TO DO:
Write out each line of the records below without any change.

— start of RECORDED INFORMATION —

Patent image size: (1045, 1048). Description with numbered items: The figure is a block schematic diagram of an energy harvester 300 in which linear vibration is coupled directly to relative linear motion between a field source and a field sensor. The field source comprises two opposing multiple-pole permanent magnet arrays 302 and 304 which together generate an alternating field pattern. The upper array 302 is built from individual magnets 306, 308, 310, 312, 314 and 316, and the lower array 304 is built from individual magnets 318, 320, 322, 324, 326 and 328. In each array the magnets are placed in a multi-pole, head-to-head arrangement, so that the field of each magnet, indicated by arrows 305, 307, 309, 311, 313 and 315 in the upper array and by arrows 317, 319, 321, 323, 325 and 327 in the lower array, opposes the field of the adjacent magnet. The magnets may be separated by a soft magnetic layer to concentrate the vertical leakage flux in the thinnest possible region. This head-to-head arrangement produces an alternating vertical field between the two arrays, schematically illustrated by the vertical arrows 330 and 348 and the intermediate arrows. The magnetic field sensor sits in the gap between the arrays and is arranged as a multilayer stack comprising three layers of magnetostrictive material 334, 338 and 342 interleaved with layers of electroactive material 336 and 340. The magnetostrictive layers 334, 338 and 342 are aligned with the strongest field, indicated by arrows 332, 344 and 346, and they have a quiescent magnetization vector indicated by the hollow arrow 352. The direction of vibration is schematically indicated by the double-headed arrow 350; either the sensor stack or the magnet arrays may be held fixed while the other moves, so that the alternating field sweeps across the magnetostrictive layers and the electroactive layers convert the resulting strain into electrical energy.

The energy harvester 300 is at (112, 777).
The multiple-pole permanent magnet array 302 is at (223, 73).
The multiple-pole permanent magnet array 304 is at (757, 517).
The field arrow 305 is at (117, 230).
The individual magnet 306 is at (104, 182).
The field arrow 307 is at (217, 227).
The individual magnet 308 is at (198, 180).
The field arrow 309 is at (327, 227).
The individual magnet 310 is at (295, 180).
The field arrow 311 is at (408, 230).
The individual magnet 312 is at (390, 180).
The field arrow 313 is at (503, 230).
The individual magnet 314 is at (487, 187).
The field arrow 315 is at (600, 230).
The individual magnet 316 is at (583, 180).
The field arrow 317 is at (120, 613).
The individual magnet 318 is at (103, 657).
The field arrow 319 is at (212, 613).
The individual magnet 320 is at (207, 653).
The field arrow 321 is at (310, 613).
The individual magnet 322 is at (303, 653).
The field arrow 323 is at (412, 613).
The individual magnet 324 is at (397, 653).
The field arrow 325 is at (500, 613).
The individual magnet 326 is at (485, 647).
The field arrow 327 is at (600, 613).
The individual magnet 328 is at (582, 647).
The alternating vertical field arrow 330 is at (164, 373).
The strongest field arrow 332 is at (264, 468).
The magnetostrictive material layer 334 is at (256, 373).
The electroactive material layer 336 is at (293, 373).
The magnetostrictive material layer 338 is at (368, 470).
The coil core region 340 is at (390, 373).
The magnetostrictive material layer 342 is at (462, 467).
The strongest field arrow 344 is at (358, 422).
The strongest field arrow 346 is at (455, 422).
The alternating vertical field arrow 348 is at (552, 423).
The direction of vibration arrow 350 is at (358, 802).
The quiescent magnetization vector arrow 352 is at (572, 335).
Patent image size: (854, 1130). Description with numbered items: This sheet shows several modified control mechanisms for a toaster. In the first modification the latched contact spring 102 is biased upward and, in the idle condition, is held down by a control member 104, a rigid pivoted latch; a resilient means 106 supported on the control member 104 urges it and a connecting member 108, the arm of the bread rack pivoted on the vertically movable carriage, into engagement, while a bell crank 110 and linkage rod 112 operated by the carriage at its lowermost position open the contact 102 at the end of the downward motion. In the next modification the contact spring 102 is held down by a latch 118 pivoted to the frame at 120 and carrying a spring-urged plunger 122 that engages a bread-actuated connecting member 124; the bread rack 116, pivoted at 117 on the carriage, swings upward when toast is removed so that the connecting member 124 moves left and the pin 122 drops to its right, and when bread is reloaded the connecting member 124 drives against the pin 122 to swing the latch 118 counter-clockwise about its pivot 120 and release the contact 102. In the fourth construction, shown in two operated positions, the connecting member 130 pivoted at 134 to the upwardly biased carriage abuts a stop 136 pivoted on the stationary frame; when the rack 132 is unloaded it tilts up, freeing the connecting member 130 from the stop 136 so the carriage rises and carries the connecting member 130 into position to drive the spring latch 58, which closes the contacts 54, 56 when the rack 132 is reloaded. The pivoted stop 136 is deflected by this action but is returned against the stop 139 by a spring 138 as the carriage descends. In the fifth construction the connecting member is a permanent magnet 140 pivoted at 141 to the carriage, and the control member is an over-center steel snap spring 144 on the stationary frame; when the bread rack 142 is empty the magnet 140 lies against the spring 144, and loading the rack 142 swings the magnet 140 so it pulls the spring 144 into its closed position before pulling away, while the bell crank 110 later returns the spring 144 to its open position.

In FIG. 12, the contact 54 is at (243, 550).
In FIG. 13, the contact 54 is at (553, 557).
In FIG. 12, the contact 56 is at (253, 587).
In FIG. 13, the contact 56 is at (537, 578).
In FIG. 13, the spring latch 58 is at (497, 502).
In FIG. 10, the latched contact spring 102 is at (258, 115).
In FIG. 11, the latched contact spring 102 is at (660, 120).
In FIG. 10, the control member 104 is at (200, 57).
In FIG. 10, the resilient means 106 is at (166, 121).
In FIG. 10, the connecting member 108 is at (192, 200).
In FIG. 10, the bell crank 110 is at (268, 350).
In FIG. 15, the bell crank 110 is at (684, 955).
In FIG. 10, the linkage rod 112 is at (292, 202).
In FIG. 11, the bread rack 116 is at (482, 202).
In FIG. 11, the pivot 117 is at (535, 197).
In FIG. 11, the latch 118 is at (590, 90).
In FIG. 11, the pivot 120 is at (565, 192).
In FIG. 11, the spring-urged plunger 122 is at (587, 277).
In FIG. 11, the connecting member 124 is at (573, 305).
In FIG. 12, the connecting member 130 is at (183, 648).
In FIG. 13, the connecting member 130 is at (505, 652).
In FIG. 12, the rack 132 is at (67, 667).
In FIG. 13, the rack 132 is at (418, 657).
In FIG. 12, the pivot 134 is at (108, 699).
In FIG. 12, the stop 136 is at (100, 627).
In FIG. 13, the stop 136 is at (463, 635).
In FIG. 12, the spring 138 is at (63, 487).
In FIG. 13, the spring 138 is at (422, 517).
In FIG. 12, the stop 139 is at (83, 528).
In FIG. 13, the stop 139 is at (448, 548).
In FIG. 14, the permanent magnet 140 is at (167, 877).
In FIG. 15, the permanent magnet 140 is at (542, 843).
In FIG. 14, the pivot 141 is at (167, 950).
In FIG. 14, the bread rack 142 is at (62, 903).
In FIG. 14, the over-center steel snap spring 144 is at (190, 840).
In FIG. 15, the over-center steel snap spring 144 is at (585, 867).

— end of RECORDED INFORMATION —

SOLVED PROBLEM:
Patent image size: (1045, 1048). Description with numbered items: The figure is a block schematic diagram of an energy harvester 300 in which linear vibration is coupled directly to relative linear motion between a field source and a field sensor. The field source comprises two opposing multiple-pole permanent magnet arrays 302 and 304 which together generate an alternating field pattern. The upper array 302 is built from individual magnets 306, 308, 310, 312, 314 and 316, and the lower array 304 is built from individual magnets 318, 320, 322, 324, 326 and 328. In each array the magnets are placed in a multi-pole, head-to-head arrangement, so that the field of each magnet, indicated by arrows 305, 307, 309, 311, 313 and 315 in the upper array and by arrows 317, 319, 321, 323, 325 and 327 in the lower array, opposes the field of the adjacent magnet. The magnets may be separated by a soft magnetic layer to concentrate the vertical leakage flux in the thinnest possible region. This head-to-head arrangement produces an alternating vertical field between the two arrays, schematically illustrated by the vertical arrows 330 and 348 and the intermediate arrows. The magnetic field sensor sits in the gap between the arrays and is arranged as a multilayer stack comprising three layers of magnetostrictive material 334, 338 and 342 interleaved with layers of electroactive material 336 and 340. The magnetostrictive layers 334, 338 and 342 are aligned with the strongest field, indicated by arrows 332, 344 and 346, and they have a quiescent magnetization vector indicated by the hollow arrow 352. The direction of vibration is schematically indicated by the double-headed arrow 350; either the sensor stack or the magnet arrays may be held fixed while the other moves, so that the alternating field sweeps across the magnetostrictive layers and the electroactive layers convert the resulting strain into electrical energy.

The energy harvester 300 is at (112, 777).
The multiple-pole permanent magnet array 302 is at (223, 73).
The multiple-pole permanent magnet array 304 is at (757, 517).
The field arrow 305 is at (117, 230).
The individual magnet 306 is at (104, 182).
The field arrow 307 is at (217, 227).
The individual magnet 308 is at (198, 180).
The field arrow 309 is at (327, 227).
The individual magnet 310 is at (295, 180).
The field arrow 311 is at (408, 230).
The individual magnet 312 is at (390, 180).
The field arrow 313 is at (503, 230).
The individual magnet 314 is at (487, 187).
The field arrow 315 is at (600, 230).
The individual magnet 316 is at (583, 180).
The field arrow 317 is at (120, 613).
The individual magnet 318 is at (103, 657).
The field arrow 319 is at (212, 613).
The individual magnet 320 is at (207, 653).
The field arrow 321 is at (310, 613).
The individual magnet 322 is at (303, 653).
The field arrow 323 is at (412, 613).
The individual magnet 324 is at (397, 653).
The field arrow 325 is at (500, 613).
The individual magnet 326 is at (485, 647).
The field arrow 327 is at (600, 613).
The individual magnet 328 is at (582, 647).
The alternating vertical field arrow 330 is at (164, 373).
The strongest field arrow 332 is at (264, 468).
The magnetostrictive material layer 334 is at (256, 373).
The electroactive material layer 336 is at (293, 373).
The magnetostrictive material layer 338 is at (368, 470).
The coil core region 340 is at (390, 373).
The magnetostrictive material layer 342 is at (462, 467).
The strongest field arrow 344 is at (358, 422).
The strongest field arrow 346 is at (455, 422).
The alternating vertical field arrow 348 is at (552, 423).
The direction of vibration arrow 350 is at (358, 802).
The quiescent magnetization vector arrow 352 is at (572, 335).
Patent image size: (854, 1130). Description with numbered items: This sheet shows several modified control mechanisms for a toaster. In the first modification the latched contact spring 102 is biased upward and, in the idle condition, is held down by a control member 104, a rigid pivoted latch; a resilient means 106 supported on the control member 104 urges it and a connecting member 108, the arm of the bread rack pivoted on the vertically movable carriage, into engagement, while a bell crank 110 and linkage rod 112 operated by the carriage at its lowermost position open the contact 102 at the end of the downward motion. In the next modification the contact spring 102 is held down by a latch 118 pivoted to the frame at 120 and carrying a spring-urged plunger 122 that engages a bread-actuated connecting member 124; the bread rack 116, pivoted at 117 on the carriage, swings upward when toast is removed so that the connecting member 124 moves left and the pin 122 drops to its right, and when bread is reloaded the connecting member 124 drives against the pin 122 to swing the latch 118 counter-clockwise about its pivot 120 and release the contact 102. In the fourth construction, shown in two operated positions, the connecting member 130 pivoted at 134 to the upwardly biased carriage abuts a stop 136 pivoted on the stationary frame; when the rack 132 is unloaded it tilts up, freeing the connecting member 130 from the stop 136 so the carriage rises and carries the connecting member 130 into position to drive the spring latch 58, which closes the contacts 54, 56 when the rack 132 is reloaded. The pivoted stop 136 is deflected by this action but is returned against the stop 139 by a spring 138 as the carriage descends. In the fifth construction the connecting member is a permanent magnet 140 pivoted at 141 to the carriage, and the control member is an over-center steel snap spring 144 on the stationary frame; when the bread rack 142 is empty the magnet 140 lies against the spring 144, and loading the rack 142 swings the magnet 140 so it pulls the spring 144 into its closed position before pulling away, while the bell crank 110 later returns the spring 144 to its open position.

In FIG. 12, the contact 54 is at (243, 550).
In FIG. 13, the contact 54 is at (553, 557).
In FIG. 12, the contact 56 is at (253, 587).
In FIG. 13, the contact 56 is at (537, 578).
In FIG. 13, the spring latch 58 is at (497, 502).
In FIG. 10, the latched contact spring 102 is at (258, 115).
In FIG. 11, the latched contact spring 102 is at (660, 120).
In FIG. 10, the control member 104 is at (200, 57).
In FIG. 10, the resilient means 106 is at (166, 121).
In FIG. 10, the connecting member 108 is at (192, 200).
In FIG. 10, the bell crank 110 is at (268, 350).
In FIG. 15, the bell crank 110 is at (684, 955).
In FIG. 10, the linkage rod 112 is at (292, 202).
In FIG. 11, the bread rack 116 is at (482, 202).
In FIG. 11, the pivot 117 is at (535, 197).
In FIG. 11, the latch 118 is at (590, 90).
In FIG. 11, the pivot 120 is at (565, 192).
In FIG. 11, the spring-urged plunger 122 is at (587, 277).
In FIG. 11, the connecting member 124 is at (573, 305).
In FIG. 12, the connecting member 130 is at (183, 648).
In FIG. 13, the connecting member 130 is at (505, 652).
In FIG. 12, the rack 132 is at (67, 667).
In FIG. 13, the rack 132 is at (418, 657).
In FIG. 12, the pivot 134 is at (108, 699).
In FIG. 12, the stop 136 is at (100, 627).
In FIG. 13, the stop 136 is at (463, 635).
In FIG. 12, the spring 138 is at (63, 487).
In FIG. 13, the spring 138 is at (422, 517).
In FIG. 12, the stop 139 is at (83, 528).
In FIG. 13, the stop 139 is at (448, 548).
In FIG. 14, the permanent magnet 140 is at (167, 877).
In FIG. 15, the permanent magnet 140 is at (542, 843).
In FIG. 14, the pivot 141 is at (167, 950).
In FIG. 14, the bread rack 142 is at (62, 903).
In FIG. 14, the over-center steel snap spring 144 is at (190, 840).
In FIG. 15, the over-center steel snap spring 144 is at (585, 867).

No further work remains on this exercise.